Supplied data ::
* Begin *
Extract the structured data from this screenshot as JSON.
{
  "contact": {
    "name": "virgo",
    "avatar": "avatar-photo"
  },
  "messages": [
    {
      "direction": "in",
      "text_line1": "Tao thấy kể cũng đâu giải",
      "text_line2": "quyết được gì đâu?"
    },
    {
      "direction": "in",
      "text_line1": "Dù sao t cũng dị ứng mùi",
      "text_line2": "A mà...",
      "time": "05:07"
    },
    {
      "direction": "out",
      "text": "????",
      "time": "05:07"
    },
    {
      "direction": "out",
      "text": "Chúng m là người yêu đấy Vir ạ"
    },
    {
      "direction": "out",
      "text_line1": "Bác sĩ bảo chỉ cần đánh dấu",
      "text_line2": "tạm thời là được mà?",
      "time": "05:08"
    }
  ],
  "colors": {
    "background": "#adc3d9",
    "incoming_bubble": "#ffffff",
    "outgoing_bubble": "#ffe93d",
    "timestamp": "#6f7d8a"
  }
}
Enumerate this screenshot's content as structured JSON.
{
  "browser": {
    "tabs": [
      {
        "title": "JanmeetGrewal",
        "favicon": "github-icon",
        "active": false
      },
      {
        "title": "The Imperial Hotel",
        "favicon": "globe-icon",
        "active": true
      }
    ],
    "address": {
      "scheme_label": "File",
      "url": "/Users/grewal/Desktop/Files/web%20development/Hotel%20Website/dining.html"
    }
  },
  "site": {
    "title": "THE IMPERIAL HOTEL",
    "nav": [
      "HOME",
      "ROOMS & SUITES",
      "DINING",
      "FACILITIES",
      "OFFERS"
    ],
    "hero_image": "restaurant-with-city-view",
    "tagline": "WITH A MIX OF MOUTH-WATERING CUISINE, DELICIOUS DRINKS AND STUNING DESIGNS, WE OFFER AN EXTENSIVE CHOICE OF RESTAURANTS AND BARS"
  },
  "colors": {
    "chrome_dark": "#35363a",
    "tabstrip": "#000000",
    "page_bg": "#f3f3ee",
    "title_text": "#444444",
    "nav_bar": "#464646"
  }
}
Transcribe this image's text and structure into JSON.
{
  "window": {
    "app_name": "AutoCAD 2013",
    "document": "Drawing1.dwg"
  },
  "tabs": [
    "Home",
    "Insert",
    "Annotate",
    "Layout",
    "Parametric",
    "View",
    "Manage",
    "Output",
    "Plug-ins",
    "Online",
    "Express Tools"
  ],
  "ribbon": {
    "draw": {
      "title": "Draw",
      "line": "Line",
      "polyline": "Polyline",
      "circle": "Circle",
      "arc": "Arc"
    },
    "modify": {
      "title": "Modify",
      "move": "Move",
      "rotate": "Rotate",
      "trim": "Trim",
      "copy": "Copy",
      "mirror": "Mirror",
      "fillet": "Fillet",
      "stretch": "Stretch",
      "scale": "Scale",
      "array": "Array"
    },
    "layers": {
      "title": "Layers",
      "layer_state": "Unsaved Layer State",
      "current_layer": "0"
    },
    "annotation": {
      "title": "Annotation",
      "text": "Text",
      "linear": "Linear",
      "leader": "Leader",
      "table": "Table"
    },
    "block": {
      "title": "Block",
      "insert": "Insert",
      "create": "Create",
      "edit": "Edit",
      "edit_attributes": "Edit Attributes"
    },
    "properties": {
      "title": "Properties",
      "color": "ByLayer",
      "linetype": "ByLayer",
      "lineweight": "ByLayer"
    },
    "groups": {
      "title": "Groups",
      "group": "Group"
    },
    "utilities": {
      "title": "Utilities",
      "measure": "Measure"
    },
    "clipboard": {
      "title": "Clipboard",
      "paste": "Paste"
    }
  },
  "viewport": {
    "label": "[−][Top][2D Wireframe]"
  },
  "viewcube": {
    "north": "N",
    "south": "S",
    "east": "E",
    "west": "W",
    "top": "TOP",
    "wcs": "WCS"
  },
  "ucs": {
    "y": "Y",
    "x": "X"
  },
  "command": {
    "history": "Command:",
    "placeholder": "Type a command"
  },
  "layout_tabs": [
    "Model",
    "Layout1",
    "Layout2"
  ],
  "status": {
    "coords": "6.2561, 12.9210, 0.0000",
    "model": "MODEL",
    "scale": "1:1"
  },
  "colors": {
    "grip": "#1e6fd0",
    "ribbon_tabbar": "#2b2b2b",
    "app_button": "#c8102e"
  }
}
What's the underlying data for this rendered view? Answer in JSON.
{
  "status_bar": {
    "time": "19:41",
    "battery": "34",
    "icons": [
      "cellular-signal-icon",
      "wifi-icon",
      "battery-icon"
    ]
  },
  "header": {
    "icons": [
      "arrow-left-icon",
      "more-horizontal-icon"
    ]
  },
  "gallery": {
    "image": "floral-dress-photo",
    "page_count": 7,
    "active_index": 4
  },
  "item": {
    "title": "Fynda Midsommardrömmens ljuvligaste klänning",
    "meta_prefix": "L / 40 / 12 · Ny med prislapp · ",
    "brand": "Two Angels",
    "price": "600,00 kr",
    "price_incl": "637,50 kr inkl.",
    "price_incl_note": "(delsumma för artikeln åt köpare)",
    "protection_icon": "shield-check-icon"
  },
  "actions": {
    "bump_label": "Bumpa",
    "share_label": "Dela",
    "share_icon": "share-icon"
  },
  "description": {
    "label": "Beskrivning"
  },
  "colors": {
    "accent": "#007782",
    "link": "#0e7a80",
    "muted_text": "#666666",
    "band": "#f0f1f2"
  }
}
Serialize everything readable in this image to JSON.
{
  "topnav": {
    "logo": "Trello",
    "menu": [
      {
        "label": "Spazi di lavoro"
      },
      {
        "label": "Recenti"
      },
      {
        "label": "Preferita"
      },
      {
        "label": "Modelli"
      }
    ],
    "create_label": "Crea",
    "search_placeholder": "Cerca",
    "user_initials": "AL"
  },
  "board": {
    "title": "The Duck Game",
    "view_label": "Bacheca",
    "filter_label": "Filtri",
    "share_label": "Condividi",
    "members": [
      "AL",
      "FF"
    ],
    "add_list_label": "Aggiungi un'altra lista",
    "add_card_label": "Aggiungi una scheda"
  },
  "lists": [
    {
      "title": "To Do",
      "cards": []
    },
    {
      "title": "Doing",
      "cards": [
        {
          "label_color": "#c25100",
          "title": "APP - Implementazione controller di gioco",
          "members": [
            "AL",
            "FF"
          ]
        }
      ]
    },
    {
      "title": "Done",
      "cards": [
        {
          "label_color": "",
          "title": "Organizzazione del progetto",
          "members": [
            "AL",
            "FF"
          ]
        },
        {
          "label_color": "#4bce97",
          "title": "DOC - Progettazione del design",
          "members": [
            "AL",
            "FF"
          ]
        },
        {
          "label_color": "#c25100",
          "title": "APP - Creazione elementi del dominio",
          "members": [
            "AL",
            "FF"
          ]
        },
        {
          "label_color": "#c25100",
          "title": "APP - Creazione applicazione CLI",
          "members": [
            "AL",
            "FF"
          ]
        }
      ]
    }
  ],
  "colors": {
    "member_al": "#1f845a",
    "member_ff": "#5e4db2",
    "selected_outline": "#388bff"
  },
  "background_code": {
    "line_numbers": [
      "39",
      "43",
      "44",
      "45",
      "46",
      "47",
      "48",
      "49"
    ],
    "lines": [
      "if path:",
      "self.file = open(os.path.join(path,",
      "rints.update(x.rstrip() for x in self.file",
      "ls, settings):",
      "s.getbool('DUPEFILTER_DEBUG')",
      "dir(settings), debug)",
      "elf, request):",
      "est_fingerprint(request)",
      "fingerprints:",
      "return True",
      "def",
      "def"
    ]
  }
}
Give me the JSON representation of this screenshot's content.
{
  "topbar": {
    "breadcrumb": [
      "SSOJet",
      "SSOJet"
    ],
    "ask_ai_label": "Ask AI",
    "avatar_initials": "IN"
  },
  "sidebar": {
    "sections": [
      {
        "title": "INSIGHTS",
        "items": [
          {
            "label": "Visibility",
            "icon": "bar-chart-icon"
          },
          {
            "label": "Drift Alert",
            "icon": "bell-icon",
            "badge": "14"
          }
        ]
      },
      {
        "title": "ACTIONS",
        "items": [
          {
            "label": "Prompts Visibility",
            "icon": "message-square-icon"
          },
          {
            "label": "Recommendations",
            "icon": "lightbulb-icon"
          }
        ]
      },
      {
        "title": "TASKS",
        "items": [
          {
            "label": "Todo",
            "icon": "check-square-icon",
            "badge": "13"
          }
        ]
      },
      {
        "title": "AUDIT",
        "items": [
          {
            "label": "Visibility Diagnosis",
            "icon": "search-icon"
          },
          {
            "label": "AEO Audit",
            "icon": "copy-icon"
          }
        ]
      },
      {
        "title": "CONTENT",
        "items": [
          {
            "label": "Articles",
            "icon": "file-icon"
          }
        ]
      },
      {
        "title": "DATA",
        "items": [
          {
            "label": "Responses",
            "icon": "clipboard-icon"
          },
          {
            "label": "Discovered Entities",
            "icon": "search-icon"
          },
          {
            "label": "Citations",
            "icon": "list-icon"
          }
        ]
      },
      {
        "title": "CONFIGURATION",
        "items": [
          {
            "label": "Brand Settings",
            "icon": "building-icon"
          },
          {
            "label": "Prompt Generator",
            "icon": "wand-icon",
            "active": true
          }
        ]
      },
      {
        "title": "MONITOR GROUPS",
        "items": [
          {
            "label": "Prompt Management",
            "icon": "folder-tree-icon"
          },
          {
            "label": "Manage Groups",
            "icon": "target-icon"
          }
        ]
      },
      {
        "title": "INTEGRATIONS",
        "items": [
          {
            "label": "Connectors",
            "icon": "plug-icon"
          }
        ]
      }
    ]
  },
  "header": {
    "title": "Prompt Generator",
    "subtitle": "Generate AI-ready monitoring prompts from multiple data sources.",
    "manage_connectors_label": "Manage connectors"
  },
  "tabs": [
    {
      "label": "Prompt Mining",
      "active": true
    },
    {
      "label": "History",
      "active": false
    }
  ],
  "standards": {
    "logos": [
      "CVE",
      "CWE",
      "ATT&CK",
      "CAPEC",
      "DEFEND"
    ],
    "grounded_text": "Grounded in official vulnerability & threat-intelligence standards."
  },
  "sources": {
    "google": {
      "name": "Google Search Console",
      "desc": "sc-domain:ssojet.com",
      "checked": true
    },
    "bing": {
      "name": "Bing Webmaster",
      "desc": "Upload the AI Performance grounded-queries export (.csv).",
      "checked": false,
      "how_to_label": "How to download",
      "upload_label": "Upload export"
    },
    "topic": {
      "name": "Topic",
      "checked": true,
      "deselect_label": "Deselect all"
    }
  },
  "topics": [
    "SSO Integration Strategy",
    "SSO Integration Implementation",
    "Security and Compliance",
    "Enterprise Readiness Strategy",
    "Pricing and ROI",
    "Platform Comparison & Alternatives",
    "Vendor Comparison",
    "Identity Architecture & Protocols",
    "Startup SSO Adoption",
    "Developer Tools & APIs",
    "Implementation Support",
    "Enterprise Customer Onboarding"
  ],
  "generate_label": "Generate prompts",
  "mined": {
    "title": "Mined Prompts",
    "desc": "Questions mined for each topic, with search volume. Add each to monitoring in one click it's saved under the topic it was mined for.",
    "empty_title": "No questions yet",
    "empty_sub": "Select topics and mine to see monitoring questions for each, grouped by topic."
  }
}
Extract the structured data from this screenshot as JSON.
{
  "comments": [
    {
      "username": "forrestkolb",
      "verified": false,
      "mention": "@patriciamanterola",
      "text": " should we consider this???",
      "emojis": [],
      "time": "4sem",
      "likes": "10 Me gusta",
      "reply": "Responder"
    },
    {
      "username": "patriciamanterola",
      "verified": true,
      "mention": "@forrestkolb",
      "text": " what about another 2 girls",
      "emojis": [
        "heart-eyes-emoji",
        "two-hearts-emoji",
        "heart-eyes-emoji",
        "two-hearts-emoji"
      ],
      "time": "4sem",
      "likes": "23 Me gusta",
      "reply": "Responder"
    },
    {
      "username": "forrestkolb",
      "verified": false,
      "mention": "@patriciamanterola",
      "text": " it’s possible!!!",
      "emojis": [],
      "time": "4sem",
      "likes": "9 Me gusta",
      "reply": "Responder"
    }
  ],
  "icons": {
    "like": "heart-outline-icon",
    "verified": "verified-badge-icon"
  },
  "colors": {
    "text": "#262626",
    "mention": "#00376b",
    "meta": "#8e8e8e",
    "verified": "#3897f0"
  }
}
* End *
Work to do :: Using the listing above, show every line that includes the string "request".

Output of the task ::
      "elf, request):",
      "est_fingerprint(request)",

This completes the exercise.